Problem: Each line of the material below that holds the word "label" needs to be copied.

Dataset records

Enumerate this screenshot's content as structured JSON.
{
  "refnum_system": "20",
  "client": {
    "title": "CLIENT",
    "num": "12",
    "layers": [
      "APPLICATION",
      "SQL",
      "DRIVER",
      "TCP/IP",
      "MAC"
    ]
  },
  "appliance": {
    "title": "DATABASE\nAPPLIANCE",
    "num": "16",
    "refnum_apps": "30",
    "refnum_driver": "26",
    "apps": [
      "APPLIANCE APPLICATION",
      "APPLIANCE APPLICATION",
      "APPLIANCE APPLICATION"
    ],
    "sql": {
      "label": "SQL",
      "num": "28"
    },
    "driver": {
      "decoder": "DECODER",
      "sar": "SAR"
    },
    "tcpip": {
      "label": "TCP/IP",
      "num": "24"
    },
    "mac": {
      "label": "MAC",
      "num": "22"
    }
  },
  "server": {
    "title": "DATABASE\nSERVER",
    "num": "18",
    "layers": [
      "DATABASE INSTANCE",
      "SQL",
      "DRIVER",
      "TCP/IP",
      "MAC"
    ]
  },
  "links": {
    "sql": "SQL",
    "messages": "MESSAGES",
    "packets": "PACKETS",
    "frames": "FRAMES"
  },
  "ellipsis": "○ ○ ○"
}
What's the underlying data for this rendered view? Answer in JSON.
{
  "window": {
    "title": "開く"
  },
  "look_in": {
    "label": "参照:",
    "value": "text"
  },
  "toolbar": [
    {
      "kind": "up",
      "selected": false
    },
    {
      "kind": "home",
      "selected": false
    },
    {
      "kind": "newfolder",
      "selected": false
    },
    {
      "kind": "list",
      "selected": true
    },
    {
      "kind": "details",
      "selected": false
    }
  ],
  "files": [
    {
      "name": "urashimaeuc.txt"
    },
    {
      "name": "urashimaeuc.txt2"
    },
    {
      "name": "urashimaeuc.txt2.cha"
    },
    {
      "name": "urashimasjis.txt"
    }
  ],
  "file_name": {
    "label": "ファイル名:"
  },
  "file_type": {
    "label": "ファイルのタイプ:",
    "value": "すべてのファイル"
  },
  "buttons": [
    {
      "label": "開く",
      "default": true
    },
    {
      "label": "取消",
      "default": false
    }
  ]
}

Output of the task:
      "label": "SQL",
      "label": "TCP/IP",
      "label": "MAC",
    "label": "参照:",
    "label": "ファイル名:"
    "label": "ファイルのタイプ:",
      "label": "開く",
      "label": "取消",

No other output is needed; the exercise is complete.